== TASK GOAL ==
Can you rewrite the listing from the line with "Patent image size: (1287, 969)." up to and including the line with "The depending end 27 is at (1042, 782).", replacing "helmet liner" with "helmet lining" and keeping everything else the same?

== LISTED ENTRIES ==
== == ==
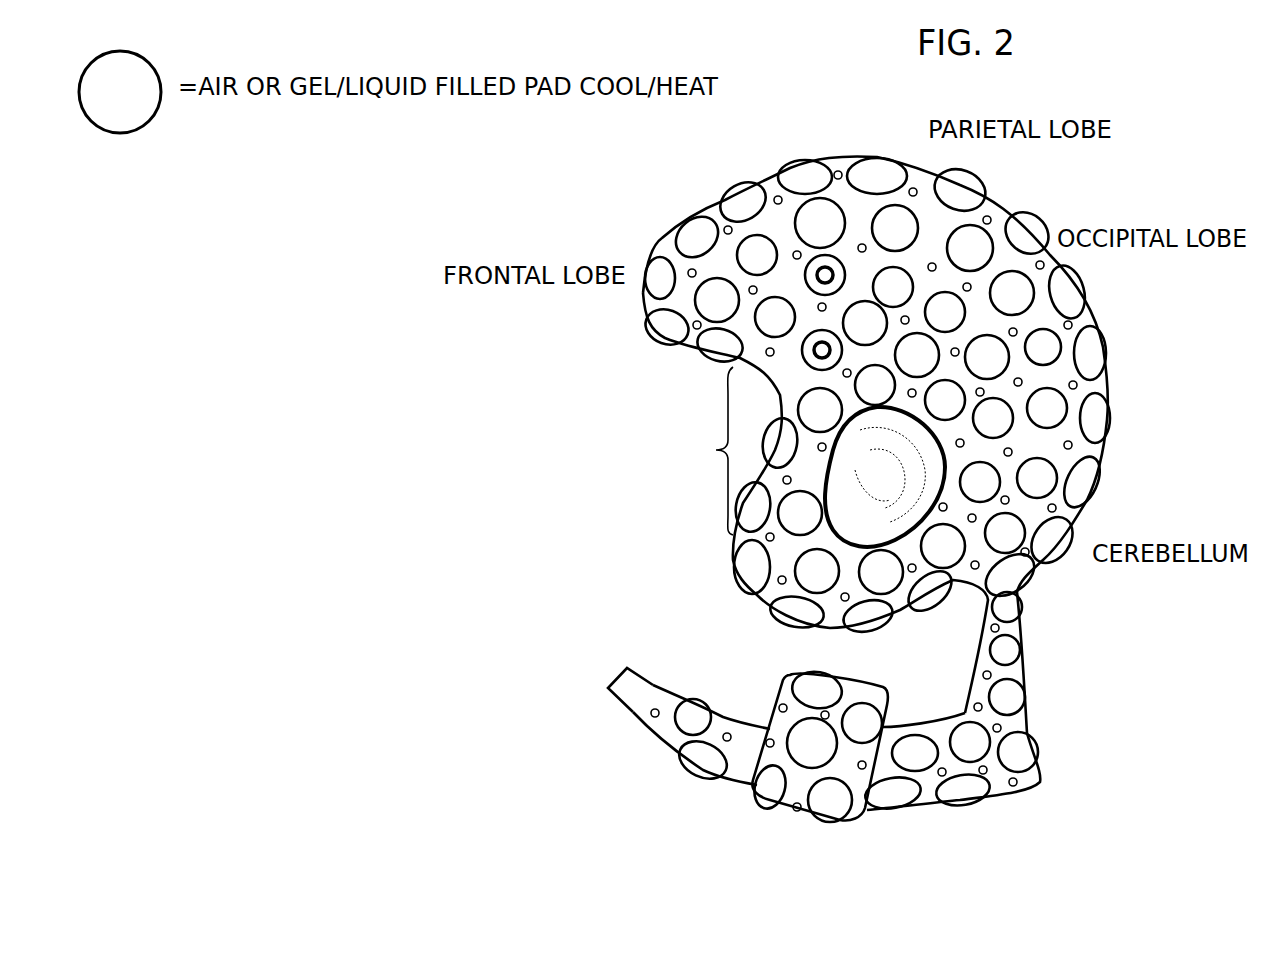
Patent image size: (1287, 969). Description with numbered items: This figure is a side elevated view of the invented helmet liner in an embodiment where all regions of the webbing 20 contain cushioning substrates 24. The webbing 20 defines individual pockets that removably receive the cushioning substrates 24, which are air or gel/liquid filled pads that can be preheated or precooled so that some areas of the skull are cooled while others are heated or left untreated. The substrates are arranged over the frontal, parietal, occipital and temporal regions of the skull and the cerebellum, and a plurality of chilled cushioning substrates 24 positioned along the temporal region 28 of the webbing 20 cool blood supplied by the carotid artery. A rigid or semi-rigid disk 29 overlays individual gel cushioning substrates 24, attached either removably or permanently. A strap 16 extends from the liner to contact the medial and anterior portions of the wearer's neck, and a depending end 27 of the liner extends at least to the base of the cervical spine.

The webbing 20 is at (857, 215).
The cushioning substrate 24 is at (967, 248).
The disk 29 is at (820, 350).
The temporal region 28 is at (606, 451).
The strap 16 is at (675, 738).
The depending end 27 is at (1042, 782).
== == ==
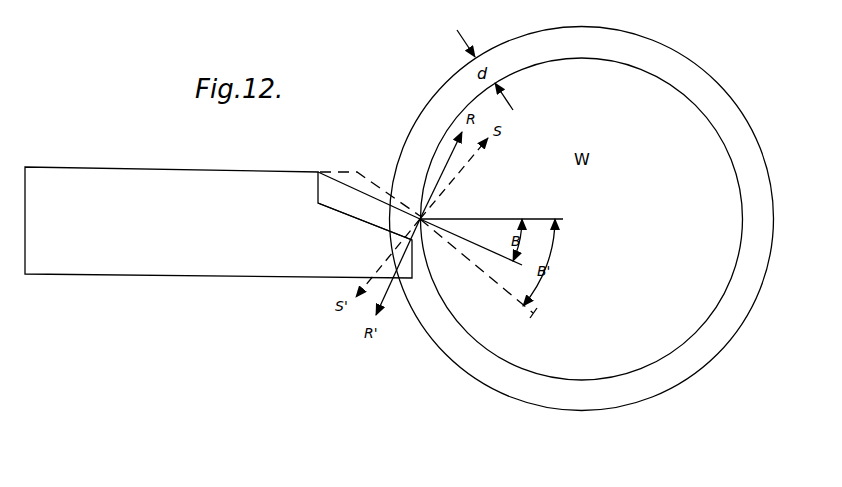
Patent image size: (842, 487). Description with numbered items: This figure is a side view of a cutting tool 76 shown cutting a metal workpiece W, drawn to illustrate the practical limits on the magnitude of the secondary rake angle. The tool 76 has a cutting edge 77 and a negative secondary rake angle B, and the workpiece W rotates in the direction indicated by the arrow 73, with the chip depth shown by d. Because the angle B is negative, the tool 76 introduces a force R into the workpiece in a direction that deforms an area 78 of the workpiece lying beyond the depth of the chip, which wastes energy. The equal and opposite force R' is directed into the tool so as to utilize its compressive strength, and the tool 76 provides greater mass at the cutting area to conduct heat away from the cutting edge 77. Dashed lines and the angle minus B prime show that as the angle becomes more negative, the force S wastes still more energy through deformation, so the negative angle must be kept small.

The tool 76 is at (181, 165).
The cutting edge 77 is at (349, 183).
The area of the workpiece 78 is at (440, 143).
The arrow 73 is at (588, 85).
== == ==
== SOLUTION TO THIS TASK ==
Patent image size: (1287, 969). Description with numbered items: This figure is a side elevated view of the invented helmet lining in an embodiment where all regions of the webbing 20 contain cushioning substrates 24. The webbing 20 defines individual pockets that removably receive the cushioning substrates 24, which are air or gel/liquid filled pads that can be preheated or precooled so that some areas of the skull are cooled while others are heated or left untreated. The substrates are arranged over the frontal, parietal, occipital and temporal regions of the skull and the cerebellum, and a plurality of chilled cushioning substrates 24 positioned along the temporal region 28 of the webbing 20 cool blood supplied by the carotid artery. A rigid or semi-rigid disk 29 overlays individual gel cushioning substrates 24, attached either removably or permanently. A strap 16 extends from the liner to contact the medial and anterior portions of the wearer's neck, and a depending end 27 of the liner extends at least to the base of the cervical spine.

The webbing 20 is at (857, 215).
The cushioning substrate 24 is at (967, 248).
The disk 29 is at (820, 350).
The temporal region 28 is at (606, 451).
The strap 16 is at (675, 738).
The depending end 27 is at (1042, 782).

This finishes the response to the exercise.